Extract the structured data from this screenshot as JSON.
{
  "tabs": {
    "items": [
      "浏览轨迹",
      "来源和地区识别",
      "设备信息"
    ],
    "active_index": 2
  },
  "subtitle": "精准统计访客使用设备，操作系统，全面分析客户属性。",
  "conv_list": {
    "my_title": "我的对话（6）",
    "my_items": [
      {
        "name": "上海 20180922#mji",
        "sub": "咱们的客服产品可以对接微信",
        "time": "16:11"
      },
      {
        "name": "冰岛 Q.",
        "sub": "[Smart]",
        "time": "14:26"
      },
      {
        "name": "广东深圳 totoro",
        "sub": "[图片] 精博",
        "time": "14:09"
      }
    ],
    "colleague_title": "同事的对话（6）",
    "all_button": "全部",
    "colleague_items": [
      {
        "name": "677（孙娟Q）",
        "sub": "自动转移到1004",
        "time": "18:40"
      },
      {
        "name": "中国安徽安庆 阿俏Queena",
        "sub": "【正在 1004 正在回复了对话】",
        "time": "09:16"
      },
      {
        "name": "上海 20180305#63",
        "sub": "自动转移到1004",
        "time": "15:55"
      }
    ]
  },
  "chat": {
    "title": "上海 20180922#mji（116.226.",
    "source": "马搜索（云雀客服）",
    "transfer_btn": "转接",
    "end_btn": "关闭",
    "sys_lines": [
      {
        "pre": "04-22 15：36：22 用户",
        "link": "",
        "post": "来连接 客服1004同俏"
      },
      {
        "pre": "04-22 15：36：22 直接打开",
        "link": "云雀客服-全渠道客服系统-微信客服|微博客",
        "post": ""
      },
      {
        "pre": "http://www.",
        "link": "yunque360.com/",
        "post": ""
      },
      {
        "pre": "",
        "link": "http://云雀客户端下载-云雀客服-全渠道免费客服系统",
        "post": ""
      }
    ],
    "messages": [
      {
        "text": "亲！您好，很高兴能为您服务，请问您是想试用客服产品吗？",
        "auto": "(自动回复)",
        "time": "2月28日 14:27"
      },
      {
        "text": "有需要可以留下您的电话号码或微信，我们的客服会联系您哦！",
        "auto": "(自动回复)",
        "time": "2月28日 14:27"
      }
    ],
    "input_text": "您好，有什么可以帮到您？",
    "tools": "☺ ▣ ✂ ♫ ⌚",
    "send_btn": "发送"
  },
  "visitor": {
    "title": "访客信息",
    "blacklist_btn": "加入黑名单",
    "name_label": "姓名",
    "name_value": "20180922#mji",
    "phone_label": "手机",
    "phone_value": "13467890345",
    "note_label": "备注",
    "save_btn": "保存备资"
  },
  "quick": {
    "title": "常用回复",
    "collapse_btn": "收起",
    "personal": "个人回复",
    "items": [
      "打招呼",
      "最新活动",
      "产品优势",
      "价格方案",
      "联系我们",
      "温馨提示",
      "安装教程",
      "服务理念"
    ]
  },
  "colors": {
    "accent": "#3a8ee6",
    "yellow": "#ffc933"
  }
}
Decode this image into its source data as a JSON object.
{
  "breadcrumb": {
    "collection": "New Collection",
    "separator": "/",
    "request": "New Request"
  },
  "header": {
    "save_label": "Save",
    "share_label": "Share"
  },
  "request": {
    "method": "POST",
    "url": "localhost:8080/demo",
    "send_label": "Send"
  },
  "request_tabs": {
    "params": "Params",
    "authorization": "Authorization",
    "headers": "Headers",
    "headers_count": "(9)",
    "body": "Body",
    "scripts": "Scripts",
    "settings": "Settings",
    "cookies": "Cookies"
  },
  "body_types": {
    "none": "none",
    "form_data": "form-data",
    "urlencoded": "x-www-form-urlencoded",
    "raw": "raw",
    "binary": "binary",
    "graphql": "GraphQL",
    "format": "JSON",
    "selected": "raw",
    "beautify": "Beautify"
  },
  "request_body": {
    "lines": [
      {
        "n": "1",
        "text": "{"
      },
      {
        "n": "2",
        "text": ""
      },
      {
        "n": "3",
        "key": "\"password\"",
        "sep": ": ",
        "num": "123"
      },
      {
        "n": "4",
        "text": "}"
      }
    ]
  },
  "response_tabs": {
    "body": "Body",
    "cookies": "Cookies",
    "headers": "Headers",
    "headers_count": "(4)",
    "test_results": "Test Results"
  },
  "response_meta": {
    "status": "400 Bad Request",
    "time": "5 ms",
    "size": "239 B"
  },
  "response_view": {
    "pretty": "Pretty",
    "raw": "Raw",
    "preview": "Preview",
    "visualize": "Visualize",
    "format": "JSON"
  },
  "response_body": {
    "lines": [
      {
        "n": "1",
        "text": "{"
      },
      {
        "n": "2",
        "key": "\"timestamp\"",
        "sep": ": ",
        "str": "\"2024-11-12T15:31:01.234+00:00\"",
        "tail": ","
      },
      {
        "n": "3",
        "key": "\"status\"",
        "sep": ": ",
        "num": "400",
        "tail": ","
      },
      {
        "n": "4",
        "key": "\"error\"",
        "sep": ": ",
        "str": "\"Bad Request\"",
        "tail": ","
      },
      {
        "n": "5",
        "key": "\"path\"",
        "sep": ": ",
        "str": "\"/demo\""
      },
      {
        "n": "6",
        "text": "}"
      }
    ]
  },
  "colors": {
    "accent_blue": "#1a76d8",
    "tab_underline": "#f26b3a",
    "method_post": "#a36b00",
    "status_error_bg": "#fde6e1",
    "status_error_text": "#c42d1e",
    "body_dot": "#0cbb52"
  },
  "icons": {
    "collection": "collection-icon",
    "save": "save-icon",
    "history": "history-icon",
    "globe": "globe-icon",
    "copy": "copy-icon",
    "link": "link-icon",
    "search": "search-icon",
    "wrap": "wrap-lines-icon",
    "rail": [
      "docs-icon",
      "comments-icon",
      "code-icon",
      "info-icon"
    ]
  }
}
----
• **GIVEN PROBLEM**
Output the full listing exactly as it stands.

• **WRITTEN RESPONSE**
Extract the structured data from this screenshot as JSON.
{
  "tabs": {
    "items": [
      "浏览轨迹",
      "来源和地区识别",
      "设备信息"
    ],
    "active_index": 2
  },
  "subtitle": "精准统计访客使用设备，操作系统，全面分析客户属性。",
  "conv_list": {
    "my_title": "我的对话（6）",
    "my_items": [
      {
        "name": "上海 20180922#mji",
        "sub": "咱们的客服产品可以对接微信",
        "time": "16:11"
      },
      {
        "name": "冰岛 Q.",
        "sub": "[Smart]",
        "time": "14:26"
      },
      {
        "name": "广东深圳 totoro",
        "sub": "[图片] 精博",
        "time": "14:09"
      }
    ],
    "colleague_title": "同事的对话（6）",
    "all_button": "全部",
    "colleague_items": [
      {
        "name": "677（孙娟Q）",
        "sub": "自动转移到1004",
        "time": "18:40"
      },
      {
        "name": "中国安徽安庆 阿俏Queena",
        "sub": "【正在 1004 正在回复了对话】",
        "time": "09:16"
      },
      {
        "name": "上海 20180305#63",
        "sub": "自动转移到1004",
        "time": "15:55"
      }
    ]
  },
  "chat": {
    "title": "上海 20180922#mji（116.226.",
    "source": "马搜索（云雀客服）",
    "transfer_btn": "转接",
    "end_btn": "关闭",
    "sys_lines": [
      {
        "pre": "04-22 15：36：22 用户",
        "link": "",
        "post": "来连接 客服1004同俏"
      },
      {
        "pre": "04-22 15：36：22 直接打开",
        "link": "云雀客服-全渠道客服系统-微信客服|微博客",
        "post": ""
      },
      {
        "pre": "http://www.",
        "link": "yunque360.com/",
        "post": ""
      },
      {
        "pre": "",
        "link": "http://云雀客户端下载-云雀客服-全渠道免费客服系统",
        "post": ""
      }
    ],
    "messages": [
      {
        "text": "亲！您好，很高兴能为您服务，请问您是想试用客服产品吗？",
        "auto": "(自动回复)",
        "time": "2月28日 14:27"
      },
      {
        "text": "有需要可以留下您的电话号码或微信，我们的客服会联系您哦！",
        "auto": "(自动回复)",
        "time": "2月28日 14:27"
      }
    ],
    "input_text": "您好，有什么可以帮到您？",
    "tools": "☺ ▣ ✂ ♫ ⌚",
    "send_btn": "发送"
  },
  "visitor": {
    "title": "访客信息",
    "blacklist_btn": "加入黑名单",
    "name_label": "姓名",
    "name_value": "20180922#mji",
    "phone_label": "手机",
    "phone_value": "13467890345",
    "note_label": "备注",
    "save_btn": "保存备资"
  },
  "quick": {
    "title": "常用回复",
    "collapse_btn": "收起",
    "personal": "个人回复",
    "items": [
      "打招呼",
      "最新活动",
      "产品优势",
      "价格方案",
      "联系我们",
      "温馨提示",
      "安装教程",
      "服务理念"
    ]
  },
  "colors": {
    "accent": "#3a8ee6",
    "yellow": "#ffc933"
  }
}
Decode this image into its source data as a JSON object.
{
  "breadcrumb": {
    "collection": "New Collection",
    "separator": "/",
    "request": "New Request"
  },
  "header": {
    "save_label": "Save",
    "share_label": "Share"
  },
  "request": {
    "method": "POST",
    "url": "localhost:8080/demo",
    "send_label": "Send"
  },
  "request_tabs": {
    "params": "Params",
    "authorization": "Authorization",
    "headers": "Headers",
    "headers_count": "(9)",
    "body": "Body",
    "scripts": "Scripts",
    "settings": "Settings",
    "cookies": "Cookies"
  },
  "body_types": {
    "none": "none",
    "form_data": "form-data",
    "urlencoded": "x-www-form-urlencoded",
    "raw": "raw",
    "binary": "binary",
    "graphql": "GraphQL",
    "format": "JSON",
    "selected": "raw",
    "beautify": "Beautify"
  },
  "request_body": {
    "lines": [
      {
        "n": "1",
        "text": "{"
      },
      {
        "n": "2",
        "text": ""
      },
      {
        "n": "3",
        "key": "\"password\"",
        "sep": ": ",
        "num": "123"
      },
      {
        "n": "4",
        "text": "}"
      }
    ]
  },
  "response_tabs": {
    "body": "Body",
    "cookies": "Cookies",
    "headers": "Headers",
    "headers_count": "(4)",
    "test_results": "Test Results"
  },
  "response_meta": {
    "status": "400 Bad Request",
    "time": "5 ms",
    "size": "239 B"
  },
  "response_view": {
    "pretty": "Pretty",
    "raw": "Raw",
    "preview": "Preview",
    "visualize": "Visualize",
    "format": "JSON"
  },
  "response_body": {
    "lines": [
      {
        "n": "1",
        "text": "{"
      },
      {
        "n": "2",
        "key": "\"timestamp\"",
        "sep": ": ",
        "str": "\"2024-11-12T15:31:01.234+00:00\"",
        "tail": ","
      },
      {
        "n": "3",
        "key": "\"status\"",
        "sep": ": ",
        "num": "400",
        "tail": ","
      },
      {
        "n": "4",
        "key": "\"error\"",
        "sep": ": ",
        "str": "\"Bad Request\"",
        "tail": ","
      },
      {
        "n": "5",
        "key": "\"path\"",
        "sep": ": ",
        "str": "\"/demo\""
      },
      {
        "n": "6",
        "text": "}"
      }
    ]
  },
  "colors": {
    "accent_blue": "#1a76d8",
    "tab_underline": "#f26b3a",
    "method_post": "#a36b00",
    "status_error_bg": "#fde6e1",
    "status_error_text": "#c42d1e",
    "body_dot": "#0cbb52"
  },
  "icons": {
    "collection": "collection-icon",
    "save": "save-icon",
    "history": "history-icon",
    "globe": "globe-icon",
    "copy": "copy-icon",
    "link": "link-icon",
    "search": "search-icon",
    "wrap": "wrap-lines-icon",
    "rail": [
      "docs-icon",
      "comments-icon",
      "code-icon",
      "info-icon"
    ]
  }
}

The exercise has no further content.